Required work: How many lines in these records hold the string "this"? Reply with the number alone.

Extracted material:
═══
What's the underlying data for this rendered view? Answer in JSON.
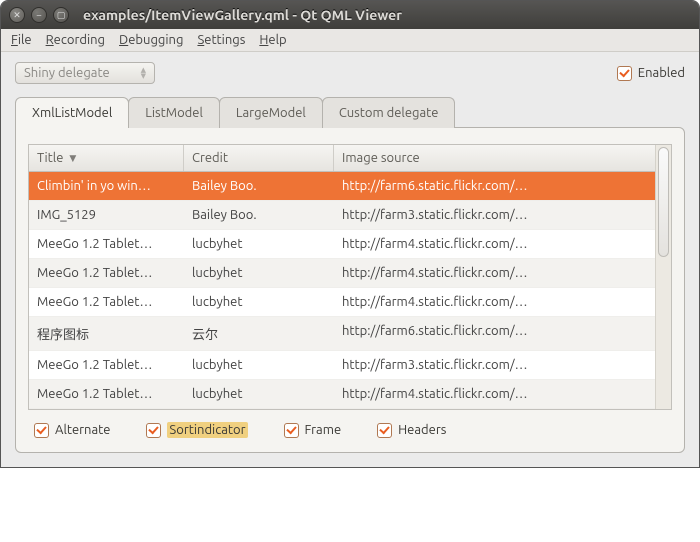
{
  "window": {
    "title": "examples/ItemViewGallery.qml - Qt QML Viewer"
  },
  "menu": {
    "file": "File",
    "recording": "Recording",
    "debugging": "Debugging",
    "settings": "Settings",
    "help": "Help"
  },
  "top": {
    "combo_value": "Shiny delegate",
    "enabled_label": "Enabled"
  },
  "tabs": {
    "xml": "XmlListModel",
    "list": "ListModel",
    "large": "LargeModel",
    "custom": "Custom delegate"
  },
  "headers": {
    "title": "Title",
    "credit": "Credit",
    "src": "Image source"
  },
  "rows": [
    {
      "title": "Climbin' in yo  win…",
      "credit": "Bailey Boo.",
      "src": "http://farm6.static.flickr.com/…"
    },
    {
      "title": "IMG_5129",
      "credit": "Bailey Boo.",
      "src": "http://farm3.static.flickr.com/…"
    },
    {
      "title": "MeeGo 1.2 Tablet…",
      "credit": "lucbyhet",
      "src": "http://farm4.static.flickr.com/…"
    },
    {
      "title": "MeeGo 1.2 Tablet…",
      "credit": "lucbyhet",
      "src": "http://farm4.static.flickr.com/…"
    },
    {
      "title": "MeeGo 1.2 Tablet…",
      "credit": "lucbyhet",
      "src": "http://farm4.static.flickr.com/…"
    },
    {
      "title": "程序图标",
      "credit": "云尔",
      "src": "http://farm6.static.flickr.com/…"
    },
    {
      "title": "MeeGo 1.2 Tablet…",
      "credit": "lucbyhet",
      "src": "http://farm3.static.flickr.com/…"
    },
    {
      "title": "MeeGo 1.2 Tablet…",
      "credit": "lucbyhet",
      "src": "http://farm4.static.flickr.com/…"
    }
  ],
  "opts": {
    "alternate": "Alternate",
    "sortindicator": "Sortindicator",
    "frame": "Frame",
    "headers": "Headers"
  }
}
═══
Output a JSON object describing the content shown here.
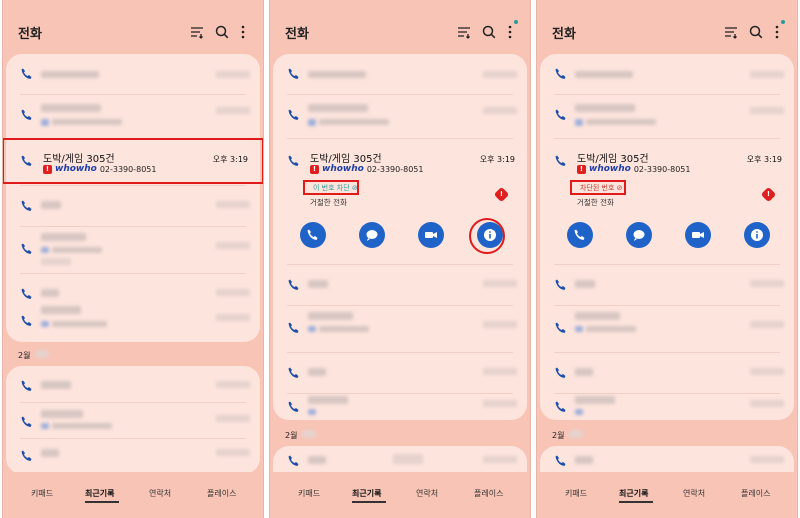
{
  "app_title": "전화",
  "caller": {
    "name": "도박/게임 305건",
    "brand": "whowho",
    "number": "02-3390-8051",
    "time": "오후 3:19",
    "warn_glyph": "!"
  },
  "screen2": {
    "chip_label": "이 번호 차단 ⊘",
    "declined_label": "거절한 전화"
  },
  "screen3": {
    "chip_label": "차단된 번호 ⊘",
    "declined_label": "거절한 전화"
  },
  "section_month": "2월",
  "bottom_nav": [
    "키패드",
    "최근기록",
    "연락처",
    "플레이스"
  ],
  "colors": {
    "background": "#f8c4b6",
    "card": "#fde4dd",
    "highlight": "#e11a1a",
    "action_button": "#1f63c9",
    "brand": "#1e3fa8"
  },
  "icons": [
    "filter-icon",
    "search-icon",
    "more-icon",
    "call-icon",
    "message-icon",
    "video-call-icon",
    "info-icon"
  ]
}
═══
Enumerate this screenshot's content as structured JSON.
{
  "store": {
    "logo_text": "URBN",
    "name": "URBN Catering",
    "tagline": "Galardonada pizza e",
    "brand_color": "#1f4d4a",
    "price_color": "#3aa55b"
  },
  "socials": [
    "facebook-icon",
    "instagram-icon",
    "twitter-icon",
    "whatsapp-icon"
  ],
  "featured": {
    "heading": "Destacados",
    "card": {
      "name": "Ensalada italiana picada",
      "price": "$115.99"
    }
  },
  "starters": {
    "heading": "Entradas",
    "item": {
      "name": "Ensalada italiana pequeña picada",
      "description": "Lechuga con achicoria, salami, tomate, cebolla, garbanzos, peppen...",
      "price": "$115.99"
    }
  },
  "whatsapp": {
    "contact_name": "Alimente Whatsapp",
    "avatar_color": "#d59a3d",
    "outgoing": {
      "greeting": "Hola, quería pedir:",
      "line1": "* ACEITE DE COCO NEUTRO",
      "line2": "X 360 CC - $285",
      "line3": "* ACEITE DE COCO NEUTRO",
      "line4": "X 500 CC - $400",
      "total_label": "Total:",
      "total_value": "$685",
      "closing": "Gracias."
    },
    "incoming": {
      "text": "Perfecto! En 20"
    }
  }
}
═══
Exercise output: 2